INDICACIONES DE TAREA
Transcribe todos los registros que siguen, línea por línea, sin cambiar ni un solo carácter.

DATOS DE ORIGEN
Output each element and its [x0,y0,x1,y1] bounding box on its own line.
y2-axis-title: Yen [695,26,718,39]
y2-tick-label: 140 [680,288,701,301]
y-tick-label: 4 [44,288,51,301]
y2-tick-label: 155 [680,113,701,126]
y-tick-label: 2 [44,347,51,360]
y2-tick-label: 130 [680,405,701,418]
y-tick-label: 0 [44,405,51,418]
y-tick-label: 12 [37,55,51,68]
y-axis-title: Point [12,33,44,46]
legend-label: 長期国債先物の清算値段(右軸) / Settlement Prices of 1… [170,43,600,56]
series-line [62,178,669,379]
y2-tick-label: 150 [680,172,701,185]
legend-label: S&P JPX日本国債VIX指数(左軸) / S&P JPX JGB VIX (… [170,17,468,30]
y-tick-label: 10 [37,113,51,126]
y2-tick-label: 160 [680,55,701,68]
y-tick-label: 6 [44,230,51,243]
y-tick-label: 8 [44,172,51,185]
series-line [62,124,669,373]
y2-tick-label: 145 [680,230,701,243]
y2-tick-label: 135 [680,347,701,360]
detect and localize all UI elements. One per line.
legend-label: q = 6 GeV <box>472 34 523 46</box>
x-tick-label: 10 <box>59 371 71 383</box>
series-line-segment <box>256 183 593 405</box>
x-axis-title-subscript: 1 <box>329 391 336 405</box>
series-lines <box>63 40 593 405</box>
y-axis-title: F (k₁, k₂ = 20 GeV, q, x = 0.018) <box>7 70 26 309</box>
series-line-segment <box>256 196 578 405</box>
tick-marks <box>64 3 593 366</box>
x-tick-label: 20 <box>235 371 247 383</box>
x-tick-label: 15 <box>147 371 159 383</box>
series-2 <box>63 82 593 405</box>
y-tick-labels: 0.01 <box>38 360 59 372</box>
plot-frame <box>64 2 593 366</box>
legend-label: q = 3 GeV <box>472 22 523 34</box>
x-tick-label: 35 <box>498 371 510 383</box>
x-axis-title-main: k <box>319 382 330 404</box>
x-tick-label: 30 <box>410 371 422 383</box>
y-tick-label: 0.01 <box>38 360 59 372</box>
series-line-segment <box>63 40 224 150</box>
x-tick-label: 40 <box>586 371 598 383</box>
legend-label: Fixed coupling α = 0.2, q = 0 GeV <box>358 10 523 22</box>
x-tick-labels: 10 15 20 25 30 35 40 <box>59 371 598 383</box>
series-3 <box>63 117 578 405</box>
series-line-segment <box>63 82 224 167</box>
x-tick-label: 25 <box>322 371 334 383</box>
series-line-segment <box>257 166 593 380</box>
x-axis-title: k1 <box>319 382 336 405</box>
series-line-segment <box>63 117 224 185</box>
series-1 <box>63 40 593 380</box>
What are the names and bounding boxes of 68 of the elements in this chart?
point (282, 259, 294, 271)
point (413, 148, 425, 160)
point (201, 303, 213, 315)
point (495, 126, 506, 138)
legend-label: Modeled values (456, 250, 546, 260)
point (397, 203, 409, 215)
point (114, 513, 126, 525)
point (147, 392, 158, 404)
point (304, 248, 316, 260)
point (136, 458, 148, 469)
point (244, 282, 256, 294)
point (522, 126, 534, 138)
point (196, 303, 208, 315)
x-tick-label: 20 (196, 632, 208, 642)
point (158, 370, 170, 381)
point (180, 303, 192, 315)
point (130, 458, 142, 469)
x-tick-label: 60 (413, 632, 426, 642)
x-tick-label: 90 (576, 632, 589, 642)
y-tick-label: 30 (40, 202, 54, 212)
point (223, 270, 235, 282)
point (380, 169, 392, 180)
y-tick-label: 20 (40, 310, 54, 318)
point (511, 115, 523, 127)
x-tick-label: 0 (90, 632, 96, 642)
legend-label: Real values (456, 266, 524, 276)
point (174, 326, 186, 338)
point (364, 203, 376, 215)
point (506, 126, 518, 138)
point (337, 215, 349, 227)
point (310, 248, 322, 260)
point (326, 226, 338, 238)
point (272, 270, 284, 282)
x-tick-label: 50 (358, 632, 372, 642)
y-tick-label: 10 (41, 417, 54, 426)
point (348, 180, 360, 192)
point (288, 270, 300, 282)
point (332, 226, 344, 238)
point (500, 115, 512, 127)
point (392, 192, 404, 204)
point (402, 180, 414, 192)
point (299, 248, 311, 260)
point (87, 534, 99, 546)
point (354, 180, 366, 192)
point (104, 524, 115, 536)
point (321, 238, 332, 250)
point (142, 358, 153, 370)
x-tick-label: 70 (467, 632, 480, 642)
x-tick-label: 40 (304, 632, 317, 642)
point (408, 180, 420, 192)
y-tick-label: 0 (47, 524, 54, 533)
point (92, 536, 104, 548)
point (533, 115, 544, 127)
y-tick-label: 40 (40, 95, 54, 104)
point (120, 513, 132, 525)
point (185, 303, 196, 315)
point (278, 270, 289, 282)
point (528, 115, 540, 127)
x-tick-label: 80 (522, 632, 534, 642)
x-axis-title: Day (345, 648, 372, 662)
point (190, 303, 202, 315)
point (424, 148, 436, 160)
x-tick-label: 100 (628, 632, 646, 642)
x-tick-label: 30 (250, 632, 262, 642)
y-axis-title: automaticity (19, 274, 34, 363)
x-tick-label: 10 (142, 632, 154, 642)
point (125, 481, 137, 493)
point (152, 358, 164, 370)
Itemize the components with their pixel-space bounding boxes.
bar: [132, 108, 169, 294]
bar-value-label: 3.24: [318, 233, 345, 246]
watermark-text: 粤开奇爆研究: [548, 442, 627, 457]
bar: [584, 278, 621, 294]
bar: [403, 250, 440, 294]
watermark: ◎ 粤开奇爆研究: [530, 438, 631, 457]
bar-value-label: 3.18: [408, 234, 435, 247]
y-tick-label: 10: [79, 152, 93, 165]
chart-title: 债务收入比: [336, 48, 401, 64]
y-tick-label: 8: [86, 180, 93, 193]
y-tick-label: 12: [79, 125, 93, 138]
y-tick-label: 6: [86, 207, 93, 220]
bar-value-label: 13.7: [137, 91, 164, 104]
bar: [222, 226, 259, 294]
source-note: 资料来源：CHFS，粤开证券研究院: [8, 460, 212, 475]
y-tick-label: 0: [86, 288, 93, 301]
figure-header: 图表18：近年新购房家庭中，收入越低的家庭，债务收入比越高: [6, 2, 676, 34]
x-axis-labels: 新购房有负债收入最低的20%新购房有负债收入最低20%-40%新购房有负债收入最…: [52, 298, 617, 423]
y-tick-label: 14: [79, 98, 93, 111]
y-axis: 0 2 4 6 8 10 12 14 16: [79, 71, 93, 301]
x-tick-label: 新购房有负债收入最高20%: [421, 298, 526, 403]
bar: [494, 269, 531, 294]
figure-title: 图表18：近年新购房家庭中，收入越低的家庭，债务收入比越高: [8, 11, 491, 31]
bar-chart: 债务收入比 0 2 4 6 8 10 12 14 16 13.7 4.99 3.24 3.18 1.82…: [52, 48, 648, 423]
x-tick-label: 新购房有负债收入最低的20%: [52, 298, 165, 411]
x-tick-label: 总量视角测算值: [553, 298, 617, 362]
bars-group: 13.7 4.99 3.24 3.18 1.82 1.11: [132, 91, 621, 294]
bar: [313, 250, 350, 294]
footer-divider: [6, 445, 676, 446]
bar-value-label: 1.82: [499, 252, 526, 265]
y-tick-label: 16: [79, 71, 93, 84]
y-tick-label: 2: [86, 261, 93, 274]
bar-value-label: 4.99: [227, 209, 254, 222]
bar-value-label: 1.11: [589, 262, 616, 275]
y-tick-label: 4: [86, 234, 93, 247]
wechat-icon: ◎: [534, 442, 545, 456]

TAREA RESUELTA
Output each element and its [x0,y0,x1,y1] bounding box on its own line.
y2-axis-title: Yen [695,26,718,39]
y2-tick-label: 140 [680,288,701,301]
y-tick-label: 4 [44,288,51,301]
y2-tick-label: 155 [680,113,701,126]
y-tick-label: 2 [44,347,51,360]
y2-tick-label: 130 [680,405,701,418]
y-tick-label: 0 [44,405,51,418]
y-tick-label: 12 [37,55,51,68]
y-axis-title: Point [12,33,44,46]
legend-label: 長期国債先物の清算値段(右軸) / Settlement Prices of 1… [170,43,600,56]
series-line [62,178,669,379]
y2-tick-label: 150 [680,172,701,185]
legend-label: S&P JPX日本国債VIX指数(左軸) / S&P JPX JGB VIX (… [170,17,468,30]
y-tick-label: 10 [37,113,51,126]
y2-tick-label: 160 [680,55,701,68]
y-tick-label: 6 [44,230,51,243]
y-tick-label: 8 [44,172,51,185]
series-line [62,124,669,373]
y2-tick-label: 145 [680,230,701,243]
y2-tick-label: 135 [680,347,701,360]
detect and localize all UI elements. One per line.
legend-label: q = 6 GeV <box>472 34 523 46</box>
x-tick-label: 10 <box>59 371 71 383</box>
series-line-segment <box>256 183 593 405</box>
x-axis-title-subscript: 1 <box>329 391 336 405</box>
series-lines <box>63 40 593 405</box>
y-axis-title: F (k₁, k₂ = 20 GeV, q, x = 0.018) <box>7 70 26 309</box>
series-line-segment <box>256 196 578 405</box>
tick-marks <box>64 3 593 366</box>
x-tick-label: 20 <box>235 371 247 383</box>
x-tick-label: 15 <box>147 371 159 383</box>
series-2 <box>63 82 593 405</box>
y-tick-labels: 0.01 <box>38 360 59 372</box>
plot-frame <box>64 2 593 366</box>
legend-label: q = 3 GeV <box>472 22 523 34</box>
x-tick-label: 35 <box>498 371 510 383</box>
x-axis-title-main: k <box>319 382 330 404</box>
x-tick-label: 30 <box>410 371 422 383</box>
y-tick-label: 0.01 <box>38 360 59 372</box>
series-line-segment <box>63 40 224 150</box>
x-tick-label: 40 <box>586 371 598 383</box>
legend-label: Fixed coupling α = 0.2, q = 0 GeV <box>358 10 523 22</box>
x-tick-labels: 10 15 20 25 30 35 40 <box>59 371 598 383</box>
series-3 <box>63 117 578 405</box>
series-line-segment <box>63 82 224 167</box>
x-tick-label: 25 <box>322 371 334 383</box>
series-line-segment <box>257 166 593 380</box>
x-axis-title: k1 <box>319 382 336 405</box>
series-line-segment <box>63 117 224 185</box>
series-1 <box>63 40 593 380</box>
What are the names and bounding boxes of 68 of the elements in this chart?
point (282, 259, 294, 271)
point (413, 148, 425, 160)
point (201, 303, 213, 315)
point (495, 126, 506, 138)
legend-label: Modeled values (456, 250, 546, 260)
point (397, 203, 409, 215)
point (114, 513, 126, 525)
point (147, 392, 158, 404)
point (304, 248, 316, 260)
point (136, 458, 148, 469)
point (244, 282, 256, 294)
point (522, 126, 534, 138)
point (196, 303, 208, 315)
x-tick-label: 20 (196, 632, 208, 642)
point (158, 370, 170, 381)
point (180, 303, 192, 315)
point (130, 458, 142, 469)
x-tick-label: 60 (413, 632, 426, 642)
x-tick-label: 90 (576, 632, 589, 642)
y-tick-label: 30 (40, 202, 54, 212)
point (223, 270, 235, 282)
point (380, 169, 392, 180)
y-tick-label: 20 (40, 310, 54, 318)
point (511, 115, 523, 127)
x-tick-label: 0 (90, 632, 96, 642)
legend-label: Real values (456, 266, 524, 276)
point (174, 326, 186, 338)
point (364, 203, 376, 215)
point (506, 126, 518, 138)
point (337, 215, 349, 227)
point (310, 248, 322, 260)
point (326, 226, 338, 238)
point (272, 270, 284, 282)
x-tick-label: 50 (358, 632, 372, 642)
y-tick-label: 10 (41, 417, 54, 426)
point (348, 180, 360, 192)
point (288, 270, 300, 282)
point (332, 226, 344, 238)
point (500, 115, 512, 127)
point (392, 192, 404, 204)
point (402, 180, 414, 192)
point (299, 248, 311, 260)
point (87, 534, 99, 546)
point (354, 180, 366, 192)
point (104, 524, 115, 536)
point (321, 238, 332, 250)
point (142, 358, 153, 370)
x-tick-label: 70 (467, 632, 480, 642)
x-tick-label: 40 (304, 632, 317, 642)
point (408, 180, 420, 192)
y-tick-label: 0 (47, 524, 54, 533)
point (92, 536, 104, 548)
point (533, 115, 544, 127)
y-tick-label: 40 (40, 95, 54, 104)
point (120, 513, 132, 525)
point (185, 303, 196, 315)
point (278, 270, 289, 282)
point (528, 115, 540, 127)
x-tick-label: 80 (522, 632, 534, 642)
x-axis-title: Day (345, 648, 372, 662)
point (190, 303, 202, 315)
point (424, 148, 436, 160)
x-tick-label: 100 (628, 632, 646, 642)
x-tick-label: 30 (250, 632, 262, 642)
y-axis-title: automaticity (19, 274, 34, 363)
x-tick-label: 10 (142, 632, 154, 642)
point (125, 481, 137, 493)
point (152, 358, 164, 370)
Itemize the components with their pixel-space bounding boxes.
bar: [132, 108, 169, 294]
bar-value-label: 3.24: [318, 233, 345, 246]
watermark-text: 粤开奇爆研究: [548, 442, 627, 457]
bar: [584, 278, 621, 294]
bar: [403, 250, 440, 294]
watermark: ◎ 粤开奇爆研究: [530, 438, 631, 457]
bar-value-label: 3.18: [408, 234, 435, 247]
y-tick-label: 10: [79, 152, 93, 165]
chart-title: 债务收入比: [336, 48, 401, 64]
y-tick-label: 8: [86, 180, 93, 193]
y-tick-label: 12: [79, 125, 93, 138]
y-tick-label: 6: [86, 207, 93, 220]
bar-value-label: 13.7: [137, 91, 164, 104]
bar: [222, 226, 259, 294]
source-note: 资料来源：CHFS，粤开证券研究院: [8, 460, 212, 475]
y-tick-label: 0: [86, 288, 93, 301]
figure-header: 图表18：近年新购房家庭中，收入越低的家庭，债务收入比越高: [6, 2, 676, 34]
x-axis-labels: 新购房有负债收入最低的20%新购房有负债收入最低20%-40%新购房有负债收入最…: [52, 298, 617, 423]
y-tick-label: 14: [79, 98, 93, 111]
y-axis: 0 2 4 6 8 10 12 14 16: [79, 71, 93, 301]
x-tick-label: 新购房有负债收入最高20%: [421, 298, 526, 403]
bar: [494, 269, 531, 294]
figure-title: 图表18：近年新购房家庭中，收入越低的家庭，债务收入比越高: [8, 11, 491, 31]
bar-chart: 债务收入比 0 2 4 6 8 10 12 14 16 13.7 4.99 3.24 3.18 1.82…: [52, 48, 648, 423]
x-tick-label: 新购房有负债收入最低的20%: [52, 298, 165, 411]
x-tick-label: 总量视角测算值: [553, 298, 617, 362]
bars-group: 13.7 4.99 3.24 3.18 1.82 1.11: [132, 91, 621, 294]
bar: [313, 250, 350, 294]
footer-divider: [6, 445, 676, 446]
bar-value-label: 1.82: [499, 252, 526, 265]
y-tick-label: 16: [79, 71, 93, 84]
y-tick-label: 2: [86, 261, 93, 274]
bar-value-label: 4.99: [227, 209, 254, 222]
bar-value-label: 1.11: [589, 262, 616, 275]
y-tick-label: 4: [86, 234, 93, 247]
wechat-icon: ◎: [534, 442, 545, 456]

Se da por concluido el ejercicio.